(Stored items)
■ ■ ■
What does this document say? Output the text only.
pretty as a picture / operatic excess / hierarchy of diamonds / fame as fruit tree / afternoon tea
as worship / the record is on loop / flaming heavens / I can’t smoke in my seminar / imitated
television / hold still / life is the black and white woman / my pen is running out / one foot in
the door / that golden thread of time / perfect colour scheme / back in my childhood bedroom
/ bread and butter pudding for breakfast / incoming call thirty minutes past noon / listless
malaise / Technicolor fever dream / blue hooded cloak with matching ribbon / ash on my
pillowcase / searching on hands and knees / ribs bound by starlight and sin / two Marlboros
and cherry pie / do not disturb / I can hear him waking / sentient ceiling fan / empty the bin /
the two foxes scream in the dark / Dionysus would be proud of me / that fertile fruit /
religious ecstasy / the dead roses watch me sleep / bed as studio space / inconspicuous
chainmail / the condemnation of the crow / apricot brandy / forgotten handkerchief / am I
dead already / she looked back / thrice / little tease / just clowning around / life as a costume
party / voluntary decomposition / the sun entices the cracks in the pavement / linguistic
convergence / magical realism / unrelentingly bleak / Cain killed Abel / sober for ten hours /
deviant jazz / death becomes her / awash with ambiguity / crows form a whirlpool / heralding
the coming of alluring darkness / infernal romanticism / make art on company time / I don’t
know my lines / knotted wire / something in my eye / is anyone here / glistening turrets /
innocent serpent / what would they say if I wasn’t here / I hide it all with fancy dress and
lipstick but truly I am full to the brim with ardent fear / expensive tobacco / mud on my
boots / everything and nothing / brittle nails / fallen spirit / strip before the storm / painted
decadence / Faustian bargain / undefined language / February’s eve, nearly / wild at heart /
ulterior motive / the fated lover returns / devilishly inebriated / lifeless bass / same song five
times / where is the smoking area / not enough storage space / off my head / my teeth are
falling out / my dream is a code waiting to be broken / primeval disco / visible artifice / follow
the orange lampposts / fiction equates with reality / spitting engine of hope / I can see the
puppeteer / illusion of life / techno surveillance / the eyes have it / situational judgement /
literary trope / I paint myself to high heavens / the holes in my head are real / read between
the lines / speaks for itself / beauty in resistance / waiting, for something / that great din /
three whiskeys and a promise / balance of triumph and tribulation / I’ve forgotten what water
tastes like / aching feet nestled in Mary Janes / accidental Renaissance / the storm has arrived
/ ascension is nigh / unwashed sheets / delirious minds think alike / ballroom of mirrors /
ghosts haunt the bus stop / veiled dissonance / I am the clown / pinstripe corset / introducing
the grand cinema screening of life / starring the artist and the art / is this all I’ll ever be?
■ ■ ■
Aim of the exercise
Copy every record above exactly as it appears.

Solution to this task
What does this document say? Output the text only.
pretty as a picture / operatic excess / hierarchy of diamonds / fame as fruit tree / afternoon tea
as worship / the record is on loop / flaming heavens / I can’t smoke in my seminar / imitated
television / hold still / life is the black and white woman / my pen is running out / one foot in
the door / that golden thread of time / perfect colour scheme / back in my childhood bedroom
/ bread and butter pudding for breakfast / incoming call thirty minutes past noon / listless
malaise / Technicolor fever dream / blue hooded cloak with matching ribbon / ash on my
pillowcase / searching on hands and knees / ribs bound by starlight and sin / two Marlboros
and cherry pie / do not disturb / I can hear him waking / sentient ceiling fan / empty the bin /
the two foxes scream in the dark / Dionysus would be proud of me / that fertile fruit /
religious ecstasy / the dead roses watch me sleep / bed as studio space / inconspicuous
chainmail / the condemnation of the crow / apricot brandy / forgotten handkerchief / am I
dead already / she looked back / thrice / little tease / just clowning around / life as a costume
party / voluntary decomposition / the sun entices the cracks in the pavement / linguistic
convergence / magical realism / unrelentingly bleak / Cain killed Abel / sober for ten hours /
deviant jazz / death becomes her / awash with ambiguity / crows form a whirlpool / heralding
the coming of alluring darkness / infernal romanticism / make art on company time / I don’t
know my lines / knotted wire / something in my eye / is anyone here / glistening turrets /
innocent serpent / what would they say if I wasn’t here / I hide it all with fancy dress and
lipstick but truly I am full to the brim with ardent fear / expensive tobacco / mud on my
boots / everything and nothing / brittle nails / fallen spirit / strip before the storm / painted
decadence / Faustian bargain / undefined language / February’s eve, nearly / wild at heart /
ulterior motive / the fated lover returns / devilishly inebriated / lifeless bass / same song five
times / where is the smoking area / not enough storage space / off my head / my teeth are
falling out / my dream is a code waiting to be broken / primeval disco / visible artifice / follow
the orange lampposts / fiction equates with reality / spitting engine of hope / I can see the
puppeteer / illusion of life / techno surveillance / the eyes have it / situational judgement /
literary trope / I paint myself to high heavens / the holes in my head are real / read between
the lines / speaks for itself / beauty in resistance / waiting, for something / that great din /
three whiskeys and a promise / balance of triumph and tribulation / I’ve forgotten what water
tastes like / aching feet nestled in Mary Janes / accidental Renaissance / the storm has arrived
/ ascension is nigh / unwashed sheets / delirious minds think alike / ballroom of mirrors /
ghosts haunt the bus stop / veiled dissonance / I am the clown / pinstripe corset / introducing
the grand cinema screening of life / starring the artist and the art / is this all I’ll ever be?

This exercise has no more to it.